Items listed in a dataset
++++

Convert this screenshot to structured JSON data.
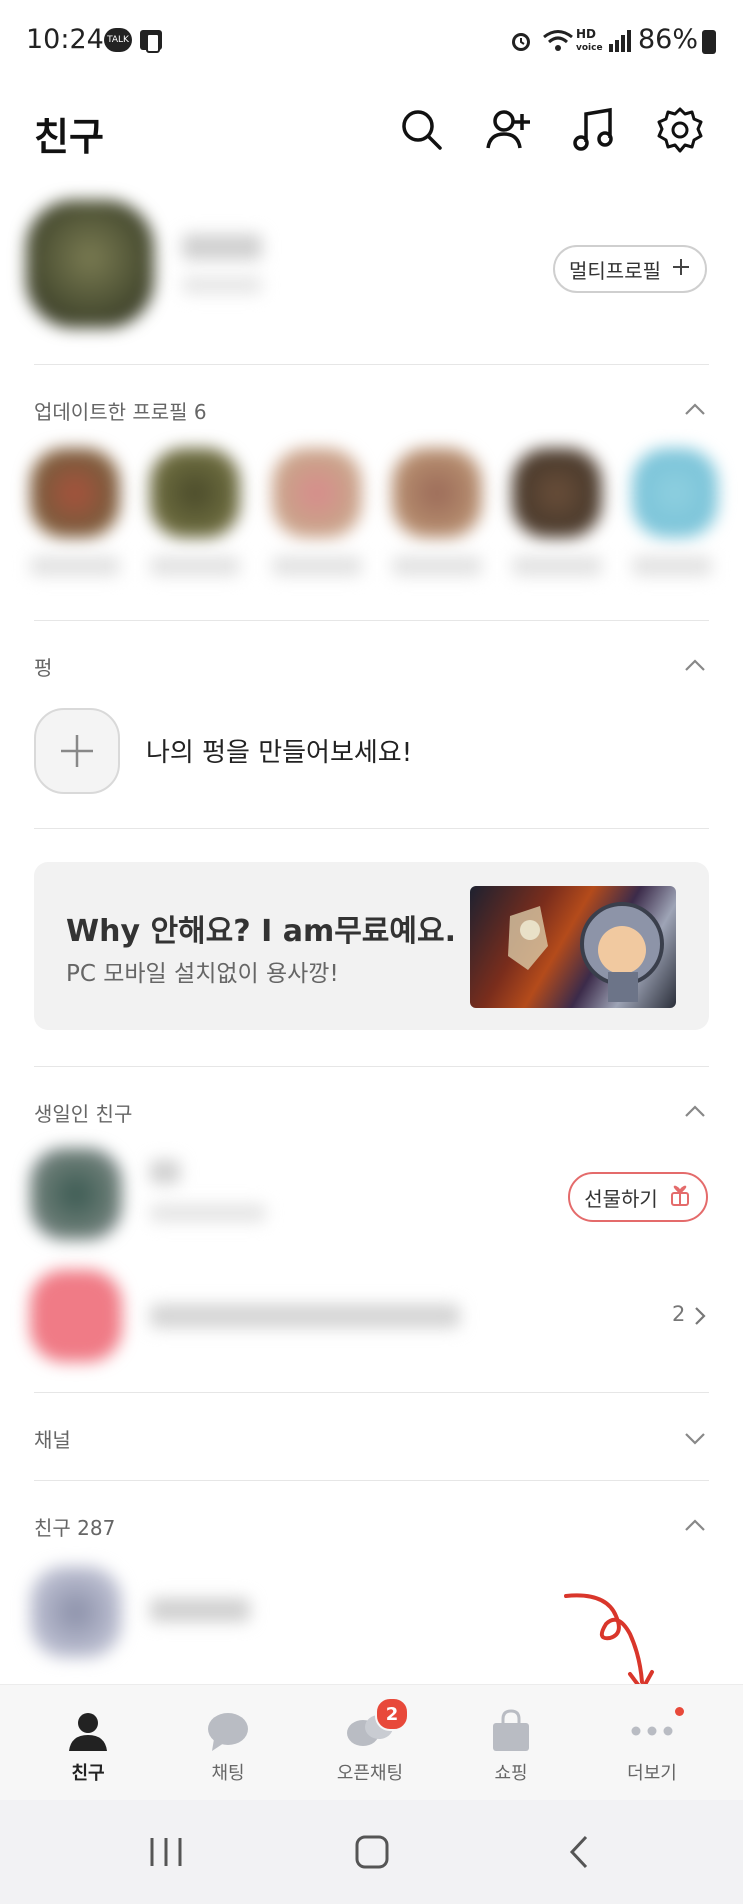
{
  "status": {
    "time": "10:24",
    "battery": "86%",
    "network": "HD"
  },
  "header": {
    "title": "친구"
  },
  "profile": {
    "multi_profile_label": "멀티프로필"
  },
  "updated": {
    "label": "업데이트한 프로필",
    "count": "6"
  },
  "pung": {
    "label": "펑",
    "cta": "나의 펑을 만들어보세요!"
  },
  "banner": {
    "title": "Why 안해요? I am무료예요.",
    "subtitle": "PC 모바일 설치없이 용사깡!"
  },
  "birthday": {
    "label": "생일인 친구",
    "gift_label": "선물하기",
    "more_count": "2"
  },
  "channel": {
    "label": "채널"
  },
  "friends": {
    "label": "친구",
    "count": "287"
  },
  "nav": {
    "items": [
      {
        "label": "친구",
        "icon": "person-icon"
      },
      {
        "label": "채팅",
        "icon": "chat-bubble-icon"
      },
      {
        "label": "오픈채팅",
        "icon": "open-chat-icon",
        "badge": "2"
      },
      {
        "label": "쇼핑",
        "icon": "shopping-bag-icon"
      },
      {
        "label": "더보기",
        "icon": "more-dots-icon"
      }
    ]
  },
  "colors": {
    "accent_red": "#e8493a",
    "gift_border": "#e46b6b",
    "annotation_red": "#d9362b"
  }
}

++++

Your objective: Search the preceding listing for "icon" and extract every line where it is found.

Output of the task:
        "icon": "person-icon"
        "icon": "chat-bubble-icon"
        "icon": "open-chat-icon",
        "icon": "shopping-bag-icon"
        "icon": "more-dots-icon"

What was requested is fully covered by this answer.